作業指示 1 ->
認知症をめぐる会話文のうち、「あるご利用者さんが、面会に来」で始まり「なるほど……そうか。時間軸がズレてるんですね。」までの部分を、一字も変えずに返せ。
作業指示 2 ->
認知症をめぐる会話文を、最後に示された文の次から書き進めよ。

ショックだった一言

ケア壱さん、昨日ちょっとショックなことがあって……。

どうしたんだい、ユウキくん?

あるご利用者さんが、面会に来た娘さんのことを「知らない人」と言ってしまって。 娘さんは明るく振る舞ってたけど、目がうるっとしてて……見てるこっちも辛くて。

ああ、それはつらかったねぇ。ご本人にとっては“嘘”でも“意地悪”でもなく、本当にそう感じてるんだろうな。
なぜ家族を“他人”と感じるのか?

でも、どうして家族の顔を忘れちゃうんでしょう? 子どものころから一緒にいたはずなのに……。

うん。認知症の進行とともに、記憶の順番が“巻き戻って”いくことがあるんだ。 つまり、今の記憶より、昔の記憶のほうが鮮明に残る。

ということは……?

例えば80代の人が、自分が40代くらいだと感じていたら、 当時まだ小さかった子どもが目の前に「中年の大人」として現れたら、そりゃ「誰?」ってなるよね。

なるほど……そうか。時間軸がズレてるんですね。

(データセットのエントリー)
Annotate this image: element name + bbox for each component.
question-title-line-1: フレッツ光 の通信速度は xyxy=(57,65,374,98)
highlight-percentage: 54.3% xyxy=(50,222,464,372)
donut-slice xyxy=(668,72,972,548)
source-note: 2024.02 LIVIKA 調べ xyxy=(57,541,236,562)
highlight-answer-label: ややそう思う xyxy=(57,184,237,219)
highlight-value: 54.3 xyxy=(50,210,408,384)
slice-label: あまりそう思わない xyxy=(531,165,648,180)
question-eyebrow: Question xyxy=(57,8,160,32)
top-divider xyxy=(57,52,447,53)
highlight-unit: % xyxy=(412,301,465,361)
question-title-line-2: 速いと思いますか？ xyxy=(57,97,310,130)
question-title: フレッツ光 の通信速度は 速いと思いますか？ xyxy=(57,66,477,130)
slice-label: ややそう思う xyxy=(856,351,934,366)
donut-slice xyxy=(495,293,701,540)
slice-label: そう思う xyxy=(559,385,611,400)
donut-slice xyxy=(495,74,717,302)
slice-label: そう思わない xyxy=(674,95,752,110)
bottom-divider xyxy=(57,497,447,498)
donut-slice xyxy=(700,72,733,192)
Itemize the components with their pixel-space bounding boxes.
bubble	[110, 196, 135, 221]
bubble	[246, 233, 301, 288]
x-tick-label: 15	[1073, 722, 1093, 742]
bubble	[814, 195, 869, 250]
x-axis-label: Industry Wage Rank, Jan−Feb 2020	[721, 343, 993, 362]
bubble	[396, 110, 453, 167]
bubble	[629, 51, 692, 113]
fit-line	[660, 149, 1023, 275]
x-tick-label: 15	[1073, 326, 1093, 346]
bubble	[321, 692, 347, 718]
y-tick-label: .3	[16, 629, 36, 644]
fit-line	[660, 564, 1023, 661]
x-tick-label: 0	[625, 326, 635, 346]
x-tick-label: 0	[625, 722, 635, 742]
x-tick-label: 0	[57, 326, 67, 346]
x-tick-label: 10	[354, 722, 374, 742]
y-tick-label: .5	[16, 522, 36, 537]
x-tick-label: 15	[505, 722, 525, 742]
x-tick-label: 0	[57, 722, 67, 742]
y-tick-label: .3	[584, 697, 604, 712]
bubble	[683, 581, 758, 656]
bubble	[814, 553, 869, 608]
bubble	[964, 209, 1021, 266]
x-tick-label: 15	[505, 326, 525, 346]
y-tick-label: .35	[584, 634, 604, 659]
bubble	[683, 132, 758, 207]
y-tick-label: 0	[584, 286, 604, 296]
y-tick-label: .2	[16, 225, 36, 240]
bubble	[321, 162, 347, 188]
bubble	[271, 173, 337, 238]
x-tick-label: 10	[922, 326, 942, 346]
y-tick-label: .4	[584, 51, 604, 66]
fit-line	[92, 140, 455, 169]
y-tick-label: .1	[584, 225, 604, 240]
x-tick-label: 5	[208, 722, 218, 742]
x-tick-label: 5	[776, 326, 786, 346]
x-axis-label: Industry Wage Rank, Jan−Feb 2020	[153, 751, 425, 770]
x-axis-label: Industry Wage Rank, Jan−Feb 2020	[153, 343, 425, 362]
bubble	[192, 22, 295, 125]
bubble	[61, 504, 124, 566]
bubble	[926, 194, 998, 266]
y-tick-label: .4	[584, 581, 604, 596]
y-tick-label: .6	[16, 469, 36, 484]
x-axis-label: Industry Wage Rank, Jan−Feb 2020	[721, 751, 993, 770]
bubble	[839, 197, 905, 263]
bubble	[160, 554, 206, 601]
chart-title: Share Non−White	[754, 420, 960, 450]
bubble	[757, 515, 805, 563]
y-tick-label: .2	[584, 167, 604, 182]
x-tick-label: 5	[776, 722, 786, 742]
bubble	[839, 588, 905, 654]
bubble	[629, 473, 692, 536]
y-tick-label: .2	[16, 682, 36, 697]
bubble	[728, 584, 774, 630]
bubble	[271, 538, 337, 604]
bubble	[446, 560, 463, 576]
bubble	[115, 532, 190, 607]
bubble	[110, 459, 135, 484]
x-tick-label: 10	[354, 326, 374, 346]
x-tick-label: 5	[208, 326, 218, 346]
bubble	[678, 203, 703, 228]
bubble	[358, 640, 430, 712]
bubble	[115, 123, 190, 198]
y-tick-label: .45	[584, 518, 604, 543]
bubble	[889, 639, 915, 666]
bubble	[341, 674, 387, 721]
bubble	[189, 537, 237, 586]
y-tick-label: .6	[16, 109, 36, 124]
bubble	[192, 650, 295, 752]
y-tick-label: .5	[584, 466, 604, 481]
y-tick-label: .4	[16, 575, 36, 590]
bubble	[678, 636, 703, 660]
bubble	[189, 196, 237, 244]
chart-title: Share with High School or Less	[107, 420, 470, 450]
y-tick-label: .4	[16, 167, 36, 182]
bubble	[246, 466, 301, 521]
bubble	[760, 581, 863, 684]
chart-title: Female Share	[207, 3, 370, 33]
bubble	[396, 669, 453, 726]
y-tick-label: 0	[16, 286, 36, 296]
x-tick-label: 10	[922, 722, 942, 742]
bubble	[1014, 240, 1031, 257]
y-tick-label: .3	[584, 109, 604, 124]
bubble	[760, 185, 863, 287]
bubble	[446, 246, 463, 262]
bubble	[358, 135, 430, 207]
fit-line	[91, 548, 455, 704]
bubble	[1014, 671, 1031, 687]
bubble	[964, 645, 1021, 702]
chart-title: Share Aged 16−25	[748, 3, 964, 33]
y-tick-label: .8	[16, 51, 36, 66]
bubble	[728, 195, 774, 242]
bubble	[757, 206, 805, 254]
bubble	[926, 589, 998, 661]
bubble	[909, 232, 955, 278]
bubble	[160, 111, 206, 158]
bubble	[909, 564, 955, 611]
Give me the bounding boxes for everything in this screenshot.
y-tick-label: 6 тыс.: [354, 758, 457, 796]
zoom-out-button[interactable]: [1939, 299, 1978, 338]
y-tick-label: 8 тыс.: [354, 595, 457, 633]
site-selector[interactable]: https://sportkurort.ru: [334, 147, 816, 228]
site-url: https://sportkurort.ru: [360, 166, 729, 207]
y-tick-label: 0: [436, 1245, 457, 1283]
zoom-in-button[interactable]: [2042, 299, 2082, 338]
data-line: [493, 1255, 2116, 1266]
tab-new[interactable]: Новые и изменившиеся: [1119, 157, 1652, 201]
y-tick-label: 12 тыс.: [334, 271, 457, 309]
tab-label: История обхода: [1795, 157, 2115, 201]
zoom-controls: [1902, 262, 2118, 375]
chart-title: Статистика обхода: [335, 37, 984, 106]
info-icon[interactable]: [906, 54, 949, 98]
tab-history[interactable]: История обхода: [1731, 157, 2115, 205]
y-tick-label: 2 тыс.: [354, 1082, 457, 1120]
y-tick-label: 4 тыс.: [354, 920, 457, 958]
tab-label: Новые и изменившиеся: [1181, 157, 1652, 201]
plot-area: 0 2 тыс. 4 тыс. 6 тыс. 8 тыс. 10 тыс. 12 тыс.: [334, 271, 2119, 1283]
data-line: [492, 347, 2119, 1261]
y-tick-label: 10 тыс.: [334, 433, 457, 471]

出力結果 1 ->
あるご利用者さんが、面会に来た娘さんのことを「知らない人」と言ってしまって。 娘さんは明るく振る舞ってたけど、目がうるっとしてて……見てるこっちも辛くて。

ああ、それはつらかったねぇ。ご本人にとっては“嘘”でも“意地悪”でもなく、本当にそう感じてるんだろうな。
なぜ家族を“他人”と感じるのか?

でも、どうして家族の顔を忘れちゃうんでしょう? 子どものころから一緒にいたはずなのに……。

うん。認知症の進行とともに、記憶の順番が“巻き戻って”いくことがあるんだ。 つまり、今の記憶より、昔の記憶のほうが鮮明に残る。

ということは……?

例えば80代の人が、自分が40代くらいだと感じていたら、 当時まだ小さかった子どもが目の前に「中年の大人」として現れたら、そりゃ「誰?」ってなるよね。

なるほど……そうか。時間軸がズレてるんですね。

出力結果 2 ->
そうそう。そして、記憶だけでなく「関係性」も薄れていくことがある。 だから、かつては深い絆があった家族でも、今の本人にとっては“知らない人”になってしまうこともあるんだ。
本人も、家族も、傷ついている

ご家族も本当はすごく悲しいですよね……。

うだねぇ。でも、本人も実は不安なんだよ。 「この人、誰?」と思ってる自分に戸惑ってたり、「知らない人に優しくされてる」ことに気まずさを感じてたりね。

そっか……。どちらも、傷ついてるんですね。

だからこそ、介護職のぼくたちが、その間に立つ意味があるんだよ。

“橋渡し”ってことですか?

うん。たとえば、
- 「お嬢さんですよ」と無理に訂正するのではなく、
- 「この方、あなたをとっても大事に思っておられますよ」と伝える。
本人の安心と、家族の想い、その両方に寄り添うことが大切なんだ。
まとめ:事実より、「安心」を届けるケアへ

“正しさ”より、“安心”を届けるってことですね。

その通り! ケアって、情報のやりとりじゃなくて、気持ちのやりとりだからね。

これからは、「知らない人って言っちゃダメですよ」じゃなくて、「大丈夫ですよ、ここにいますから」って寄り添ってみます。

うんうん、それでこそユウキくん! 悲しいすれ違いの中にも、あたたかい関わりはつくれるよ。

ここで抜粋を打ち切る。